* **EXERCISE GOAL**:
Give the lines from the one containing "Patent image size: (1353, 893)." through the one containing "The coupling portion 411 is at (590, 173).", both included, as a Markdown table with the columns Row and Line. Leave out blank lines.

* **MATERIAL SHOWN**:
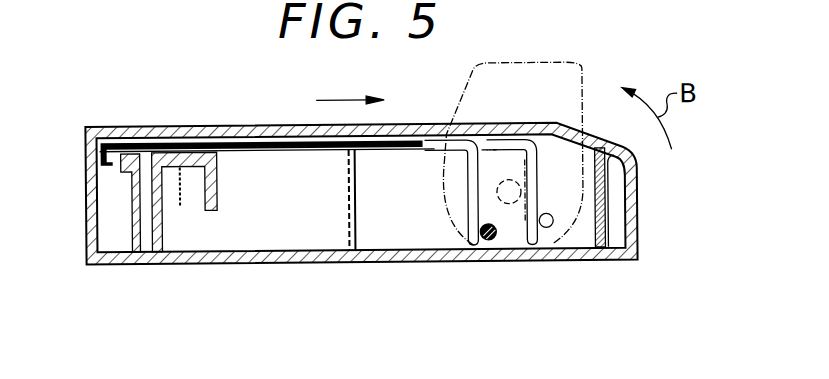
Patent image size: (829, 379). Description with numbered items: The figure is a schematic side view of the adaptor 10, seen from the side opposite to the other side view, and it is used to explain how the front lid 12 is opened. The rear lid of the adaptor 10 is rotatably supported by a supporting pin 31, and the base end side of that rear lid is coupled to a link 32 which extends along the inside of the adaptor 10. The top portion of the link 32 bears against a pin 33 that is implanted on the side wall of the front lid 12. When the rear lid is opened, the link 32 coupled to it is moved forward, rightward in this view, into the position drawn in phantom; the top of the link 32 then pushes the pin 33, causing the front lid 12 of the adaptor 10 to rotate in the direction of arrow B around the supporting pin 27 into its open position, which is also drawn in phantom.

The adaptor 10 is at (300, 140).
The front lid 12 is at (583, 68).
The supporting pin 27 is at (510, 181).
The supporting pin 31 is at (140, 235).
The link 32 is at (248, 147).
The pin 33 is at (487, 241).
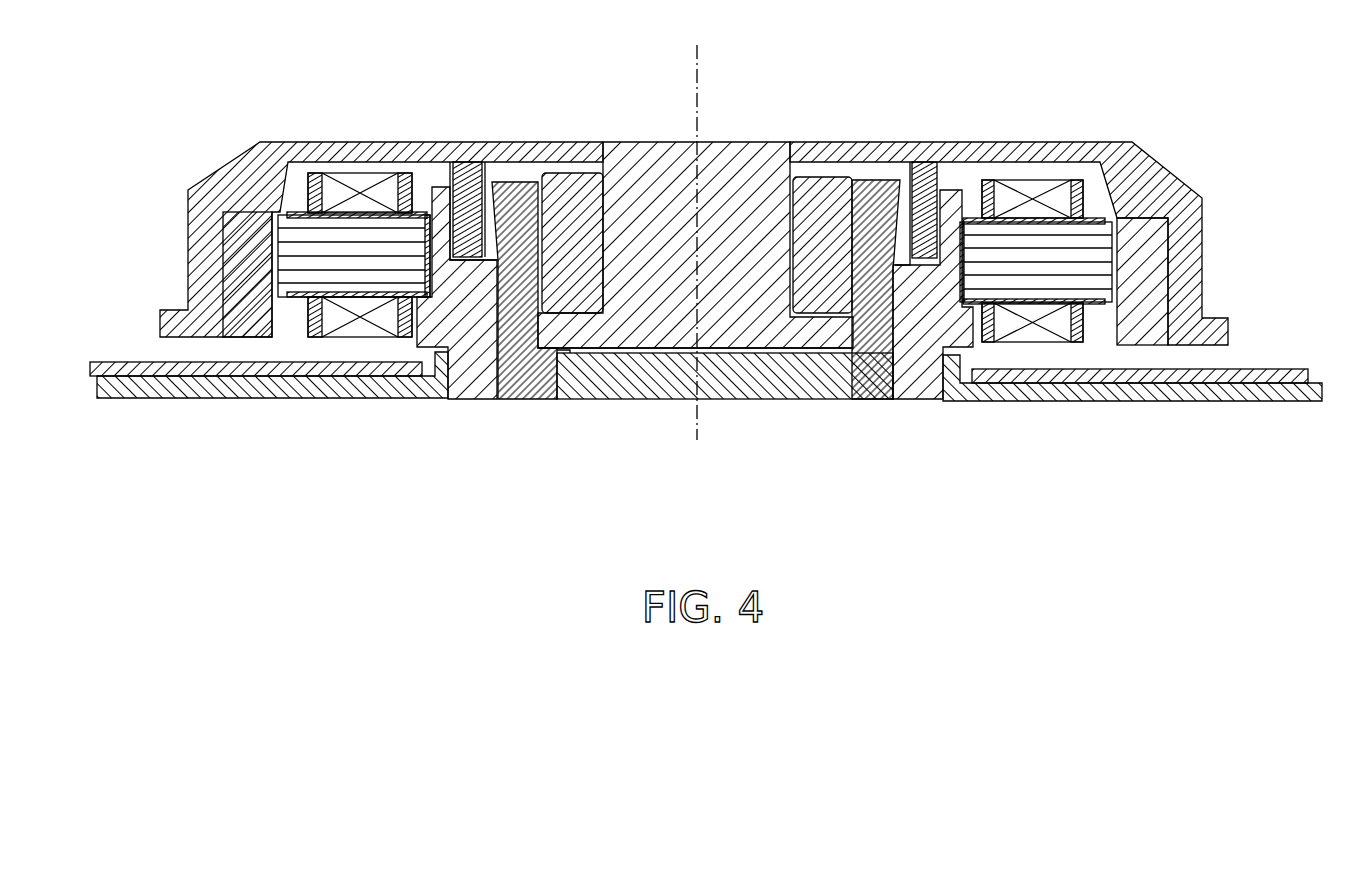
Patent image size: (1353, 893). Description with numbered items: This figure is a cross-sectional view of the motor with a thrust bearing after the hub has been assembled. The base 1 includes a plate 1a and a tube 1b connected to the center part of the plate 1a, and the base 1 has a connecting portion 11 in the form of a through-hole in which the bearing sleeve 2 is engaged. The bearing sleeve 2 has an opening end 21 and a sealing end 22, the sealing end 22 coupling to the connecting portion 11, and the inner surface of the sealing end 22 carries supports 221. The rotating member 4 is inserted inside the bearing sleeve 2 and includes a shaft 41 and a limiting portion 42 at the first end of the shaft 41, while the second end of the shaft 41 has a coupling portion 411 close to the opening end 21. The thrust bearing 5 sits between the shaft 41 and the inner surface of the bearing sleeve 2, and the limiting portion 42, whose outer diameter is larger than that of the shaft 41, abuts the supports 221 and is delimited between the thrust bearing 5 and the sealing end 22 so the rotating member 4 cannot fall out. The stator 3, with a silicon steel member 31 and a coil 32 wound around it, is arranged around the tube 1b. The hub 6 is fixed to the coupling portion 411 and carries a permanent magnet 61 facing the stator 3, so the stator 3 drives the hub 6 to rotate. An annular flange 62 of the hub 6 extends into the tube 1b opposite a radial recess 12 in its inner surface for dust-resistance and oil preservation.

The base 1 is at (269, 450).
The plate 1a is at (227, 392).
The tube 1b is at (417, 338).
The connecting portion 11 is at (893, 368).
The radial recess 12 is at (453, 172).
The bearing sleeve 2 is at (509, 182).
The opening end 21 is at (855, 210).
The sealing end 22 is at (714, 439).
The supports 221 is at (568, 352).
The stator 3 is at (1111, 203).
The silicon steel member 31 is at (1105, 257).
The coil 32 is at (1038, 188).
The rotating member 4 is at (699, 270).
The shaft 41 is at (728, 175).
The coupling portion 411 is at (590, 173).
The limiting portion 42 is at (825, 335).
The thrust bearing 5 is at (823, 188).
The hub 6 is at (964, 143).
The permanent magnet 61 is at (1152, 292).
The annular flange 62 is at (481, 162).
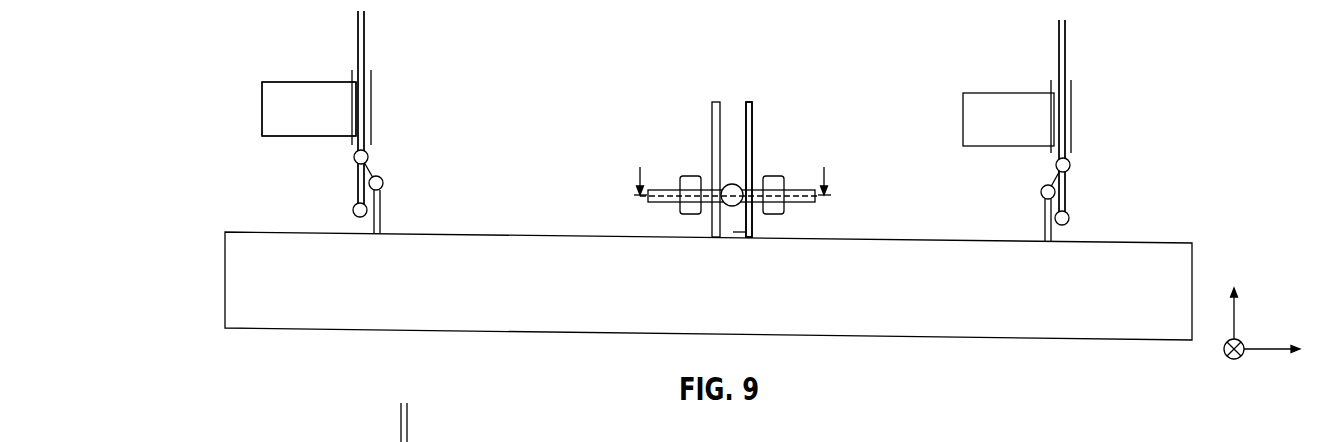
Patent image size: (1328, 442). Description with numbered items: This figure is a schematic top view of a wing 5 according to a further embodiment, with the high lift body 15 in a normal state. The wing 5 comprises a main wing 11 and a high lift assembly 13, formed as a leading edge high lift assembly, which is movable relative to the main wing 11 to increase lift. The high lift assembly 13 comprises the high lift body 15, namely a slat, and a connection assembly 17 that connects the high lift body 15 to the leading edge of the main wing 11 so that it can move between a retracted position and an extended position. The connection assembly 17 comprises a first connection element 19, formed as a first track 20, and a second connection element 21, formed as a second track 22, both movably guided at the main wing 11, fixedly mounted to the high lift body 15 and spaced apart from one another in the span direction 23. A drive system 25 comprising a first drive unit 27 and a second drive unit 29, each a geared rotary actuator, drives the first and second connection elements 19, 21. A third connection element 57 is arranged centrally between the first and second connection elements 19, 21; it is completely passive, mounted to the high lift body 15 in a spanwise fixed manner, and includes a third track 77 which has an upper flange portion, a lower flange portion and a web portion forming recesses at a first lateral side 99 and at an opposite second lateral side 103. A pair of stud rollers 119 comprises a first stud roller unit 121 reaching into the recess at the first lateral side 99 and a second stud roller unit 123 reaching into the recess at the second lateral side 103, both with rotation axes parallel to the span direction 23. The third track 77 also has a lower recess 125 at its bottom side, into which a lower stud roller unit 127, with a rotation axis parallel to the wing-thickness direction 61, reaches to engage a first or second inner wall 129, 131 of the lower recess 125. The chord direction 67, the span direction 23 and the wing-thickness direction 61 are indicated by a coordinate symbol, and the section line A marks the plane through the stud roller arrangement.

The wing 5 is at (147, 116).
The main wing 11 is at (908, 143).
The high lift assembly 13 is at (1236, 227).
The high lift body 15 is at (821, 298).
The connection assembly 17 is at (1236, 141).
The first connection element 19 is at (1066, 58).
The first track 20 is at (1062, 116).
The second connection element 21 is at (363, 40).
The second track 22 is at (361, 108).
The span direction 23 is at (1275, 352).
The drive system 25 is at (278, 93).
The first drive unit 27 is at (980, 100).
The second drive unit 29 is at (309, 109).
The third connection element 57 is at (753, 125).
The third track 77 is at (749, 169).
The wing-thickness direction 61 is at (1236, 360).
The chord direction 67 is at (1236, 320).
The first lateral side 99 is at (1168, 143).
The second lateral side 103 is at (256, 182).
The pair of stud rollers 119 is at (692, 128).
The first stud roller unit 121 is at (775, 182).
The second stud roller unit 123 is at (693, 178).
The lower recess 125 is at (733, 232).
The lower stud roller unit 127 is at (733, 184).
The first inner wall 129 is at (747, 114).
The second inner wall 131 is at (720, 115).
The section line A is at (732, 167).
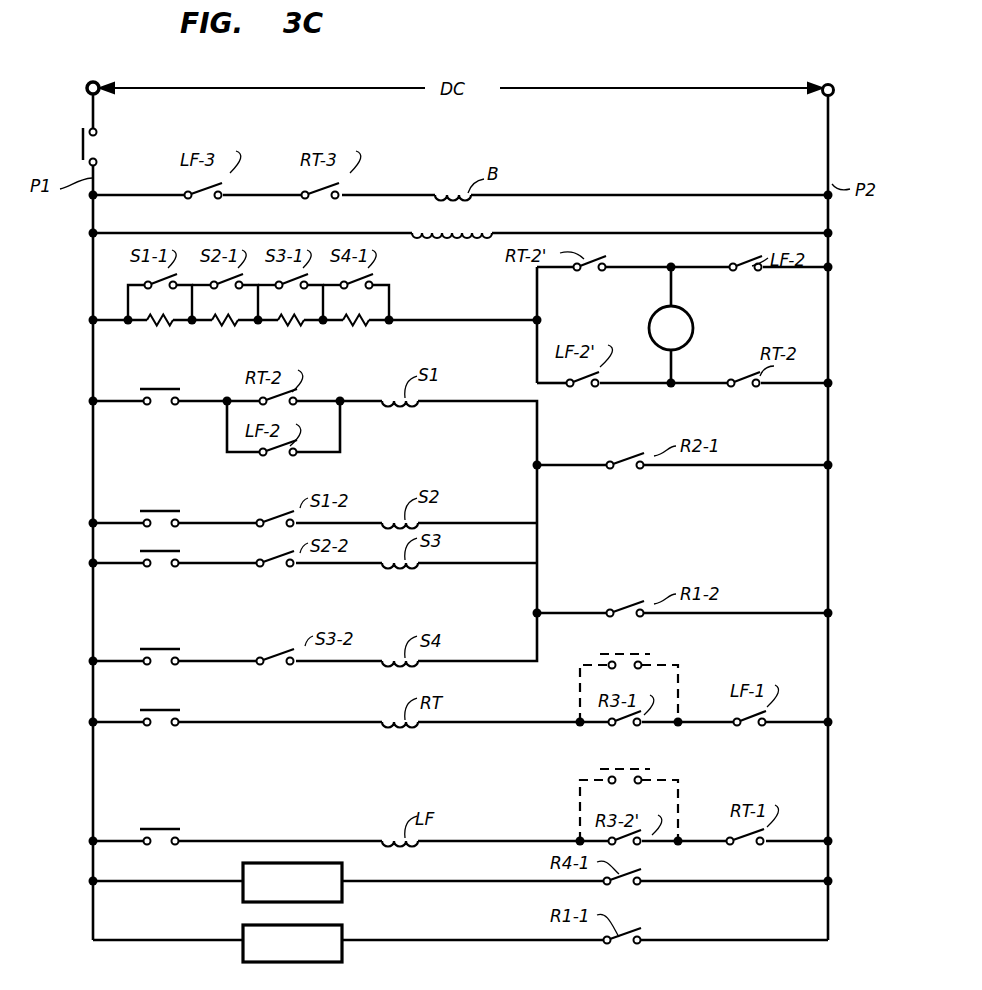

* **FULL SOLUTION**:
| Row | Line |
|---|---|
| 1 | Patent image size: (1353, 893). Description with numbered items: This figure is a cross-sectional view of the motor with a thrust bearing after the hub has been assembled. The base 1 includes a plate 1a and a tube 1b connected to the center part of the plate 1a, and the base 1 has a connecting portion 11 in the form of a through-hole in which the bearing sleeve 2 is engaged. The bearing sleeve 2 has an opening end 21 and a sealing end 22, the sealing end 22 coupling to the connecting portion 11, and the inner surface of the sealing end 22 carries supports 221. The rotating member 4 is inserted inside the bearing sleeve 2 and includes a shaft 41 and a limiting portion 42 at the first end of the shaft 41, while the second end of the shaft 41 has a coupling portion 411 close to the opening end 21. The thrust bearing 5 sits between the shaft 41 and the inner surface of the bearing sleeve 2, and the limiting portion 42, whose outer diameter is larger than that of the shaft 41, abuts the supports 221 and is delimited between the thrust bearing 5 and the sealing end 22 so the rotating member 4 cannot fall out. The stator 3, with a silicon steel member 31 and a coil 32 wound around it, is arranged around the tube 1b. The hub 6 is fixed to the coupling portion 411 and carries a permanent magnet 61 facing the stator 3, so the stator 3 drives the hub 6 to rotate. An annular flange 62 of the hub 6 extends into the tube 1b opposite a radial recess 12 in its inner surface for dust-resistance and oil preservation. |
| 2 | The base 1 is at (269, 450). |
| 3 | The plate 1a is at (227, 392). |
| 4 | The tube 1b is at (417, 338). |
| 5 | The connecting portion 11 is at (893, 368). |
| 6 | The radial recess 12 is at (453, 172). |
| 7 | The bearing sleeve 2 is at (509, 182). |
| 8 | The opening end 21 is at (855, 210). |
| 9 | The sealing end 22 is at (714, 439). |
| 10 | The supports 221 is at (568, 352). |
| 11 | The stator 3 is at (1111, 203). |
| 12 | The silicon steel member 31 is at (1105, 257). |
| 13 | The coil 32 is at (1038, 188). |
| 14 | The rotating member 4 is at (699, 270). |
| 15 | The shaft 41 is at (728, 175). |
| 16 | The coupling portion 411 is at (590, 173). |